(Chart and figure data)
* * * * * * * * *

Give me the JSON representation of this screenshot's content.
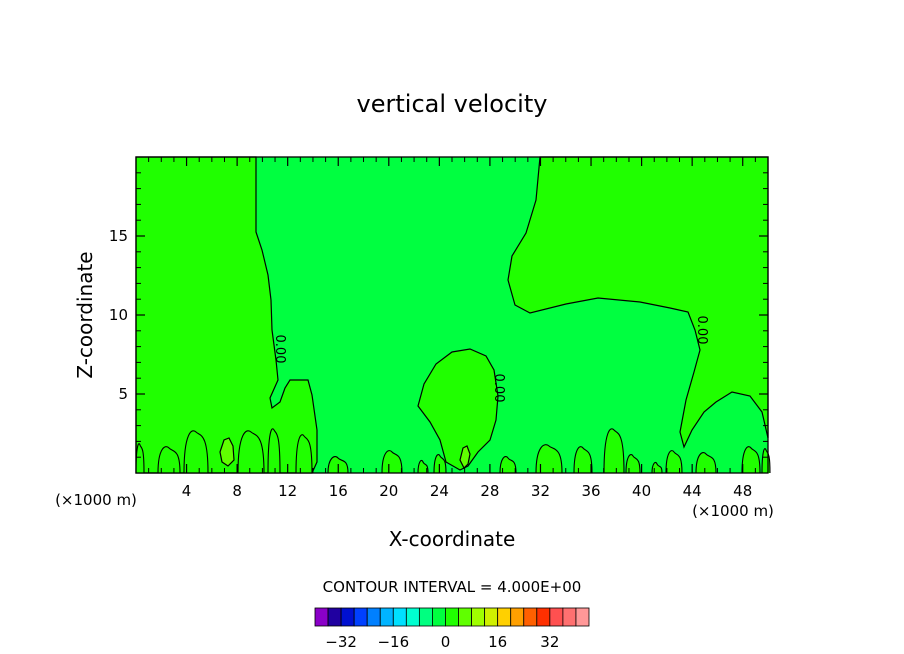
{
  "chart_data": {
    "type": "heatmap",
    "title": "vertical velocity",
    "xlabel": "X-coordinate",
    "ylabel": "Z-coordinate",
    "x_unit_label": "(×1000 m)",
    "x_unit_label_right": "(×1000 m)",
    "xlim": [
      0,
      50
    ],
    "ylim": [
      0,
      20
    ],
    "x_ticks": [
      4,
      8,
      12,
      16,
      20,
      24,
      28,
      32,
      36,
      40,
      44,
      48
    ],
    "y_ticks": [
      5,
      10,
      15
    ],
    "contour_interval_text": "CONTOUR INTERVAL = 4.000E+00",
    "contour_labels": [
      "0.00",
      "0.00",
      "0.00"
    ],
    "colorbar": {
      "colors": [
        "#8a00c8",
        "#2000a0",
        "#0010d0",
        "#0040ff",
        "#0080ff",
        "#00b4ff",
        "#00e0ff",
        "#00ffd0",
        "#00ff80",
        "#00ff40",
        "#20ff00",
        "#60ff00",
        "#a0ff00",
        "#d0f000",
        "#ffd000",
        "#ffa000",
        "#ff6000",
        "#ff3000",
        "#ff5050",
        "#ff7070",
        "#ff9898"
      ],
      "tick_labels": [
        "−32",
        "−16",
        "0",
        "16",
        "32"
      ],
      "tick_values": [
        -32,
        -16,
        0,
        16,
        32
      ],
      "range": [
        -40,
        44
      ]
    },
    "fill_colors": {
      "zero_band": "#00ff40",
      "positive_band": "#20ff00",
      "strong_positive": "#60ff00"
    }
  }
}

* * * * * * * * *

Objective — Pictures in the records above are left out; print everything else exactly as written.

Result —
Give me the JSON representation of this screenshot's content.
{
  "chart_data": {
    "type": "heatmap",
    "title": "vertical velocity",
    "xlabel": "X-coordinate",
    "ylabel": "Z-coordinate",
    "x_unit_label": "(×1000 m)",
    "x_unit_label_right": "(×1000 m)",
    "xlim": [
      0,
      50
    ],
    "ylim": [
      0,
      20
    ],
    "x_ticks": [
      4,
      8,
      12,
      16,
      20,
      24,
      28,
      32,
      36,
      40,
      44,
      48
    ],
    "y_ticks": [
      5,
      10,
      15
    ],
    "contour_interval_text": "CONTOUR INTERVAL = 4.000E+00",
    "contour_labels": [
      "0.00",
      "0.00",
      "0.00"
    ],
    "colorbar": {
      "colors": [
        "#8a00c8",
        "#2000a0",
        "#0010d0",
        "#0040ff",
        "#0080ff",
        "#00b4ff",
        "#00e0ff",
        "#00ffd0",
        "#00ff80",
        "#00ff40",
        "#20ff00",
        "#60ff00",
        "#a0ff00",
        "#d0f000",
        "#ffd000",
        "#ffa000",
        "#ff6000",
        "#ff3000",
        "#ff5050",
        "#ff7070",
        "#ff9898"
      ],
      "tick_labels": [
        "−32",
        "−16",
        "0",
        "16",
        "32"
      ],
      "tick_values": [
        -32,
        -16,
        0,
        16,
        32
      ],
      "range": [
        -40,
        44
      ]
    },
    "fill_colors": {
      "zero_band": "#00ff40",
      "positive_band": "#20ff00",
      "strong_positive": "#60ff00"
    }
  }
}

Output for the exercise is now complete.